The entries below contain pictures. Retype everything except those pictures, exactly as given.

++++

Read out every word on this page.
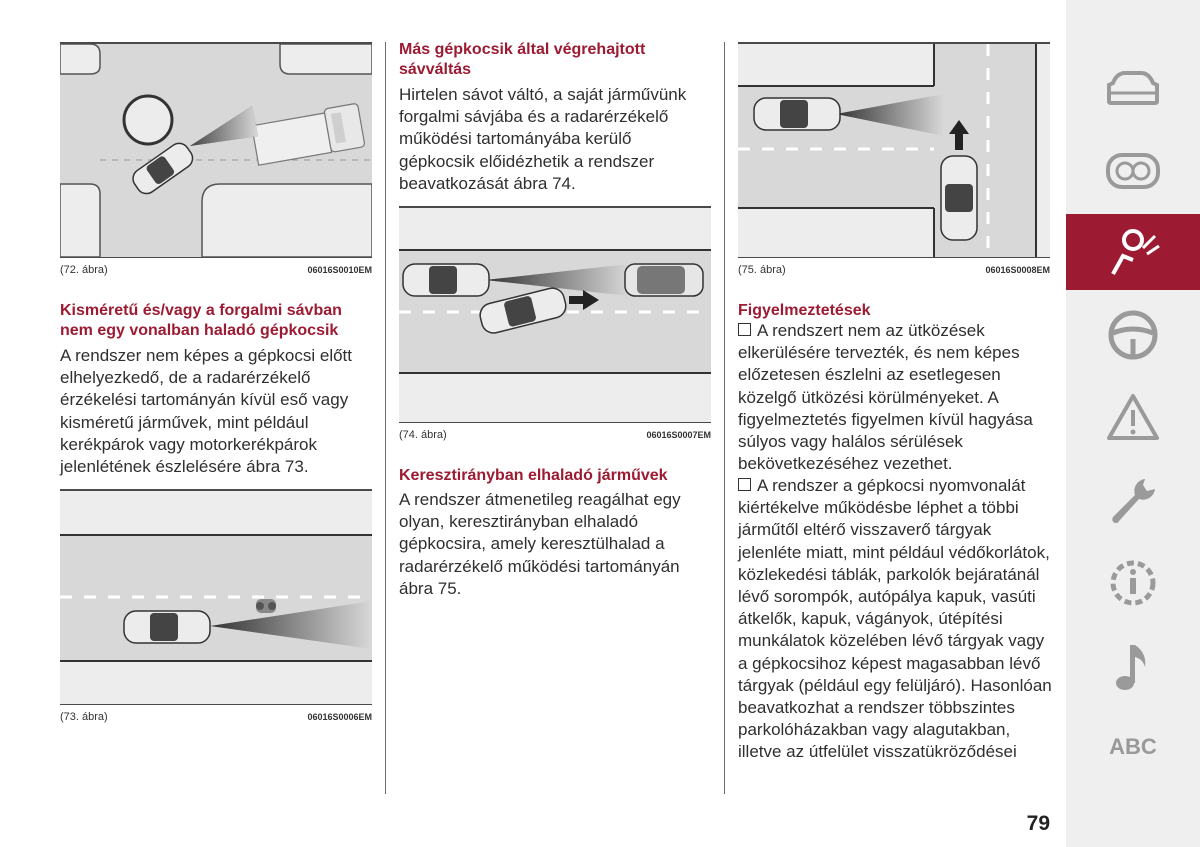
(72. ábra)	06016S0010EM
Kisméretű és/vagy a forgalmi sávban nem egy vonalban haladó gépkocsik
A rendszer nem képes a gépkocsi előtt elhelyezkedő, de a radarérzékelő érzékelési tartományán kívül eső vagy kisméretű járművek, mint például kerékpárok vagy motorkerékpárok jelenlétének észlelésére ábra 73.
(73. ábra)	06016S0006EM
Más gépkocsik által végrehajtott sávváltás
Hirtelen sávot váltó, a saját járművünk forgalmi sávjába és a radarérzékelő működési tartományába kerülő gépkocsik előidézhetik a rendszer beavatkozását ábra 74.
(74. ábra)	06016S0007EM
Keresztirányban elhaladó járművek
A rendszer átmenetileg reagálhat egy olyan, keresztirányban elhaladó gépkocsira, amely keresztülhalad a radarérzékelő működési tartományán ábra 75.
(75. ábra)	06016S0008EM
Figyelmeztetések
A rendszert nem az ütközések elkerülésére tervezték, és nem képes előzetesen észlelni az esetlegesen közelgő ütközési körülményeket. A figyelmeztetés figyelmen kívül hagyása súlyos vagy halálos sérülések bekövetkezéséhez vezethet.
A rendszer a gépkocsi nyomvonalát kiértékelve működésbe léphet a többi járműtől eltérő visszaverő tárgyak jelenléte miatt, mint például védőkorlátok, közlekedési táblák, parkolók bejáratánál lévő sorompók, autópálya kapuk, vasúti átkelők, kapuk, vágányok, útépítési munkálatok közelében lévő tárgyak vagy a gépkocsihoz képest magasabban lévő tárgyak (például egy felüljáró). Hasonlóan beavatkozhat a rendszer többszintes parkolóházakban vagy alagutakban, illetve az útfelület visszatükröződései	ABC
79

++++

### Solution for this exercise
Read out every word on this page.
(72. ábra)	06016S0010EM
Kisméretű és/vagy a forgalmi sávban nem egy vonalban haladó gépkocsik
A rendszer nem képes a gépkocsi előtt elhelyezkedő, de a radarérzékelő érzékelési tartományán kívül eső vagy kisméretű járművek, mint például kerékpárok vagy motorkerékpárok jelenlétének észlelésére ábra 73.
(73. ábra)	06016S0006EM
Más gépkocsik által végrehajtott sávváltás
Hirtelen sávot váltó, a saját járművünk forgalmi sávjába és a radarérzékelő működési tartományába kerülő gépkocsik előidézhetik a rendszer beavatkozását ábra 74.
(74. ábra)	06016S0007EM
Keresztirányban elhaladó járművek
A rendszer átmenetileg reagálhat egy olyan, keresztirányban elhaladó gépkocsira, amely keresztülhalad a radarérzékelő működési tartományán ábra 75.
(75. ábra)	06016S0008EM
Figyelmeztetések
A rendszert nem az ütközések elkerülésére tervezték, és nem képes előzetesen észlelni az esetlegesen közelgő ütközési körülményeket. A figyelmeztetés figyelmen kívül hagyása súlyos vagy halálos sérülések bekövetkezéséhez vezethet.
A rendszer a gépkocsi nyomvonalát kiértékelve működésbe léphet a többi járműtől eltérő visszaverő tárgyak jelenléte miatt, mint például védőkorlátok, közlekedési táblák, parkolók bejáratánál lévő sorompók, autópálya kapuk, vasúti átkelők, kapuk, vágányok, útépítési munkálatok közelében lévő tárgyak vagy a gépkocsihoz képest magasabban lévő tárgyak (például egy felüljáró). Hasonlóan beavatkozhat a rendszer többszintes parkolóházakban vagy alagutakban, illetve az útfelület visszatükröződései	ABC
79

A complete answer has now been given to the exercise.